[Collected data]
────────────────────────────────────────

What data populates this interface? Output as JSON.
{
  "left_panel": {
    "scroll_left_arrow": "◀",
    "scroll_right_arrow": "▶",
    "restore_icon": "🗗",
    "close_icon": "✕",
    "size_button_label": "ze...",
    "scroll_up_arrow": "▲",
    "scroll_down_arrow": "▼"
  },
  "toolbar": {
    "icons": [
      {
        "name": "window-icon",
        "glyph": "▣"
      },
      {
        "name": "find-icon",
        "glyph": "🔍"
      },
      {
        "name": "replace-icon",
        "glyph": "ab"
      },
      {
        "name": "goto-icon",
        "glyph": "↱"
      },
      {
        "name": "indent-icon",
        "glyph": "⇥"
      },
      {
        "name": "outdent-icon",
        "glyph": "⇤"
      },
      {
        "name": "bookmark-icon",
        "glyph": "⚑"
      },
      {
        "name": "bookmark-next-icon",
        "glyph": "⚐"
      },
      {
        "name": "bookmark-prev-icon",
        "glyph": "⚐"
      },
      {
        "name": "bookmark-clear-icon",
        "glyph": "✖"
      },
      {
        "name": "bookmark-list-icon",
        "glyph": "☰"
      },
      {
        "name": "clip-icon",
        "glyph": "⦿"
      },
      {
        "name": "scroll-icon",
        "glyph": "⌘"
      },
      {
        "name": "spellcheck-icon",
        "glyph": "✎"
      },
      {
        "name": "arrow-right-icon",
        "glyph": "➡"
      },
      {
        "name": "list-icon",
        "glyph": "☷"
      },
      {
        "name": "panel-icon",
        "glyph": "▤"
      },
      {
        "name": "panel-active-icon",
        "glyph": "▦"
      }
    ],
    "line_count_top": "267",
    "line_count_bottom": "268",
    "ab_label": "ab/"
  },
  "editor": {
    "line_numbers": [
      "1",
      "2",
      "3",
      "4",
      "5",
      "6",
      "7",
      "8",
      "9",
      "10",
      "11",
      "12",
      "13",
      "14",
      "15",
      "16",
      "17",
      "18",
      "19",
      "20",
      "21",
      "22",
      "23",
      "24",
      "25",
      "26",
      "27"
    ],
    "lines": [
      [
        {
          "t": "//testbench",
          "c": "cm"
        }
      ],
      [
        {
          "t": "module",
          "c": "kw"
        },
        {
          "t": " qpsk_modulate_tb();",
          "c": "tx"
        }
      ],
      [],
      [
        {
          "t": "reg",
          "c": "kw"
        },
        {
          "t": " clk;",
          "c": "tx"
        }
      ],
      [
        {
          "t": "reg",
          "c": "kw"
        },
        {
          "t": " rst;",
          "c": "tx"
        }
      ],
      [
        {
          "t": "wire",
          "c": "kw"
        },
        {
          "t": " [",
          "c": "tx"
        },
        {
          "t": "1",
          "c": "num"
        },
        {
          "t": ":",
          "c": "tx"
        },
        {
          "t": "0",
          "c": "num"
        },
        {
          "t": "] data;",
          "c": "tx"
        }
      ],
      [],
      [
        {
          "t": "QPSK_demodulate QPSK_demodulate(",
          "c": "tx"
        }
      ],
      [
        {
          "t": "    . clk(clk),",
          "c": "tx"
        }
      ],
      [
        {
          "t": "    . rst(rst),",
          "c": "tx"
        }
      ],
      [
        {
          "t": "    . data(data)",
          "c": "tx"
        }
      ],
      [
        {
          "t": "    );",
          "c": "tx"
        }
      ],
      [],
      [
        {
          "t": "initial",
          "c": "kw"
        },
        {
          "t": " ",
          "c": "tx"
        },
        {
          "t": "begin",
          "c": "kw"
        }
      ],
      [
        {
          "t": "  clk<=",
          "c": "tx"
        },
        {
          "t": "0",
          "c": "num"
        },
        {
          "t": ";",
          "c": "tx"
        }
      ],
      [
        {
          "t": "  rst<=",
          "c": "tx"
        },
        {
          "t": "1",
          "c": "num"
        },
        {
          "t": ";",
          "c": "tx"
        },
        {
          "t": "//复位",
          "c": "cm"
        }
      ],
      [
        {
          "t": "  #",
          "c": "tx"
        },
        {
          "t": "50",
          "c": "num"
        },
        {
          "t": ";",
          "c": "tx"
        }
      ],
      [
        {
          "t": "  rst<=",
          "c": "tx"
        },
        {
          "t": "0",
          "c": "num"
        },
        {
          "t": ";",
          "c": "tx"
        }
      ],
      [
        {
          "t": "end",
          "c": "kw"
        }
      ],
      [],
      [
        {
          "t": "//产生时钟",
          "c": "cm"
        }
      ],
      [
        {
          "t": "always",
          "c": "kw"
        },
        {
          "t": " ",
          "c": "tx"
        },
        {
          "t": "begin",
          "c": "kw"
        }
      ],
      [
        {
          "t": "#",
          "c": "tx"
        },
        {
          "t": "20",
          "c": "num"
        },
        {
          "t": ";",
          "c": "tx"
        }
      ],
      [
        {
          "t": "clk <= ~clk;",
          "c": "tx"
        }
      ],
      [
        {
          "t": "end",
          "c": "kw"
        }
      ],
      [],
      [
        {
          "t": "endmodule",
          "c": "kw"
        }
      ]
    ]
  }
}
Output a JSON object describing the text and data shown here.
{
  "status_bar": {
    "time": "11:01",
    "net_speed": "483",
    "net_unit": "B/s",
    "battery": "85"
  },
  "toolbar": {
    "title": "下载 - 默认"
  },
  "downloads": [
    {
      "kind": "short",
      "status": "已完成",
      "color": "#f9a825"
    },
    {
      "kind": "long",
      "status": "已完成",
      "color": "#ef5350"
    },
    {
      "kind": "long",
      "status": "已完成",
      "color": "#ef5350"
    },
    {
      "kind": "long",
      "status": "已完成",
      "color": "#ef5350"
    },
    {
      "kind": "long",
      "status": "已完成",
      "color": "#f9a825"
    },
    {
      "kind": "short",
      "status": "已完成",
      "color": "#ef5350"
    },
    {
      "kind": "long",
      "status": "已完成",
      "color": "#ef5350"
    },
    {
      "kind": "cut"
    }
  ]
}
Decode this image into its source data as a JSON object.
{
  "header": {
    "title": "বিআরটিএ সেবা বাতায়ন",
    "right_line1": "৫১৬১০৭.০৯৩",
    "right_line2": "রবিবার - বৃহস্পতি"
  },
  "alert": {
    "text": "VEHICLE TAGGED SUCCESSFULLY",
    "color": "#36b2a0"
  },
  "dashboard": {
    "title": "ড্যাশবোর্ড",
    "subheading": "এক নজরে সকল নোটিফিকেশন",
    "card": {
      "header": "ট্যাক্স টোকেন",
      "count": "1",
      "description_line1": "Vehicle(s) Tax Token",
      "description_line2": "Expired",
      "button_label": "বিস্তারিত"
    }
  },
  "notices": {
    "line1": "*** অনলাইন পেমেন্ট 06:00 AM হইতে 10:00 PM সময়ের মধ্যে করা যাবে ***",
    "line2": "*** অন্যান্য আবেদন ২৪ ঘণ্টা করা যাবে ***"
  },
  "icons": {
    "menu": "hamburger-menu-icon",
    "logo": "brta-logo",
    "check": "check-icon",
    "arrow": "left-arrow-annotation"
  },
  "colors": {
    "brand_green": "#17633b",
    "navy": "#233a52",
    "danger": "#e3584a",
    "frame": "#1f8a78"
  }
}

────────────────────────────────────────

Write all of the records out again exactly.

What data populates this interface? Output as JSON.
{
  "left_panel": {
    "scroll_left_arrow": "◀",
    "scroll_right_arrow": "▶",
    "restore_icon": "🗗",
    "close_icon": "✕",
    "size_button_label": "ze...",
    "scroll_up_arrow": "▲",
    "scroll_down_arrow": "▼"
  },
  "toolbar": {
    "icons": [
      {
        "name": "window-icon",
        "glyph": "▣"
      },
      {
        "name": "find-icon",
        "glyph": "🔍"
      },
      {
        "name": "replace-icon",
        "glyph": "ab"
      },
      {
        "name": "goto-icon",
        "glyph": "↱"
      },
      {
        "name": "indent-icon",
        "glyph": "⇥"
      },
      {
        "name": "outdent-icon",
        "glyph": "⇤"
      },
      {
        "name": "bookmark-icon",
        "glyph": "⚑"
      },
      {
        "name": "bookmark-next-icon",
        "glyph": "⚐"
      },
      {
        "name": "bookmark-prev-icon",
        "glyph": "⚐"
      },
      {
        "name": "bookmark-clear-icon",
        "glyph": "✖"
      },
      {
        "name": "bookmark-list-icon",
        "glyph": "☰"
      },
      {
        "name": "clip-icon",
        "glyph": "⦿"
      },
      {
        "name": "scroll-icon",
        "glyph": "⌘"
      },
      {
        "name": "spellcheck-icon",
        "glyph": "✎"
      },
      {
        "name": "arrow-right-icon",
        "glyph": "➡"
      },
      {
        "name": "list-icon",
        "glyph": "☷"
      },
      {
        "name": "panel-icon",
        "glyph": "▤"
      },
      {
        "name": "panel-active-icon",
        "glyph": "▦"
      }
    ],
    "line_count_top": "267",
    "line_count_bottom": "268",
    "ab_label": "ab/"
  },
  "editor": {
    "line_numbers": [
      "1",
      "2",
      "3",
      "4",
      "5",
      "6",
      "7",
      "8",
      "9",
      "10",
      "11",
      "12",
      "13",
      "14",
      "15",
      "16",
      "17",
      "18",
      "19",
      "20",
      "21",
      "22",
      "23",
      "24",
      "25",
      "26",
      "27"
    ],
    "lines": [
      [
        {
          "t": "//testbench",
          "c": "cm"
        }
      ],
      [
        {
          "t": "module",
          "c": "kw"
        },
        {
          "t": " qpsk_modulate_tb();",
          "c": "tx"
        }
      ],
      [],
      [
        {
          "t": "reg",
          "c": "kw"
        },
        {
          "t": " clk;",
          "c": "tx"
        }
      ],
      [
        {
          "t": "reg",
          "c": "kw"
        },
        {
          "t": " rst;",
          "c": "tx"
        }
      ],
      [
        {
          "t": "wire",
          "c": "kw"
        },
        {
          "t": " [",
          "c": "tx"
        },
        {
          "t": "1",
          "c": "num"
        },
        {
          "t": ":",
          "c": "tx"
        },
        {
          "t": "0",
          "c": "num"
        },
        {
          "t": "] data;",
          "c": "tx"
        }
      ],
      [],
      [
        {
          "t": "QPSK_demodulate QPSK_demodulate(",
          "c": "tx"
        }
      ],
      [
        {
          "t": "    . clk(clk),",
          "c": "tx"
        }
      ],
      [
        {
          "t": "    . rst(rst),",
          "c": "tx"
        }
      ],
      [
        {
          "t": "    . data(data)",
          "c": "tx"
        }
      ],
      [
        {
          "t": "    );",
          "c": "tx"
        }
      ],
      [],
      [
        {
          "t": "initial",
          "c": "kw"
        },
        {
          "t": " ",
          "c": "tx"
        },
        {
          "t": "begin",
          "c": "kw"
        }
      ],
      [
        {
          "t": "  clk<=",
          "c": "tx"
        },
        {
          "t": "0",
          "c": "num"
        },
        {
          "t": ";",
          "c": "tx"
        }
      ],
      [
        {
          "t": "  rst<=",
          "c": "tx"
        },
        {
          "t": "1",
          "c": "num"
        },
        {
          "t": ";",
          "c": "tx"
        },
        {
          "t": "//复位",
          "c": "cm"
        }
      ],
      [
        {
          "t": "  #",
          "c": "tx"
        },
        {
          "t": "50",
          "c": "num"
        },
        {
          "t": ";",
          "c": "tx"
        }
      ],
      [
        {
          "t": "  rst<=",
          "c": "tx"
        },
        {
          "t": "0",
          "c": "num"
        },
        {
          "t": ";",
          "c": "tx"
        }
      ],
      [
        {
          "t": "end",
          "c": "kw"
        }
      ],
      [],
      [
        {
          "t": "//产生时钟",
          "c": "cm"
        }
      ],
      [
        {
          "t": "always",
          "c": "kw"
        },
        {
          "t": " ",
          "c": "tx"
        },
        {
          "t": "begin",
          "c": "kw"
        }
      ],
      [
        {
          "t": "#",
          "c": "tx"
        },
        {
          "t": "20",
          "c": "num"
        },
        {
          "t": ";",
          "c": "tx"
        }
      ],
      [
        {
          "t": "clk <= ~clk;",
          "c": "tx"
        }
      ],
      [
        {
          "t": "end",
          "c": "kw"
        }
      ],
      [],
      [
        {
          "t": "endmodule",
          "c": "kw"
        }
      ]
    ]
  }
}
Output a JSON object describing the text and data shown here.
{
  "status_bar": {
    "time": "11:01",
    "net_speed": "483",
    "net_unit": "B/s",
    "battery": "85"
  },
  "toolbar": {
    "title": "下载 - 默认"
  },
  "downloads": [
    {
      "kind": "short",
      "status": "已完成",
      "color": "#f9a825"
    },
    {
      "kind": "long",
      "status": "已完成",
      "color": "#ef5350"
    },
    {
      "kind": "long",
      "status": "已完成",
      "color": "#ef5350"
    },
    {
      "kind": "long",
      "status": "已完成",
      "color": "#ef5350"
    },
    {
      "kind": "long",
      "status": "已完成",
      "color": "#f9a825"
    },
    {
      "kind": "short",
      "status": "已完成",
      "color": "#ef5350"
    },
    {
      "kind": "long",
      "status": "已完成",
      "color": "#ef5350"
    },
    {
      "kind": "cut"
    }
  ]
}
Decode this image into its source data as a JSON object.
{
  "header": {
    "title": "বিআরটিএ সেবা বাতায়ন",
    "right_line1": "৫১৬১০৭.০৯৩",
    "right_line2": "রবিবার - বৃহস্পতি"
  },
  "alert": {
    "text": "VEHICLE TAGGED SUCCESSFULLY",
    "color": "#36b2a0"
  },
  "dashboard": {
    "title": "ড্যাশবোর্ড",
    "subheading": "এক নজরে সকল নোটিফিকেশন",
    "card": {
      "header": "ট্যাক্স টোকেন",
      "count": "1",
      "description_line1": "Vehicle(s) Tax Token",
      "description_line2": "Expired",
      "button_label": "বিস্তারিত"
    }
  },
  "notices": {
    "line1": "*** অনলাইন পেমেন্ট 06:00 AM হইতে 10:00 PM সময়ের মধ্যে করা যাবে ***",
    "line2": "*** অন্যান্য আবেদন ২৪ ঘণ্টা করা যাবে ***"
  },
  "icons": {
    "menu": "hamburger-menu-icon",
    "logo": "brta-logo",
    "check": "check-icon",
    "arrow": "left-arrow-annotation"
  },
  "colors": {
    "brand_green": "#17633b",
    "navy": "#233a52",
    "danger": "#e3584a",
    "frame": "#1f8a78"
  }
}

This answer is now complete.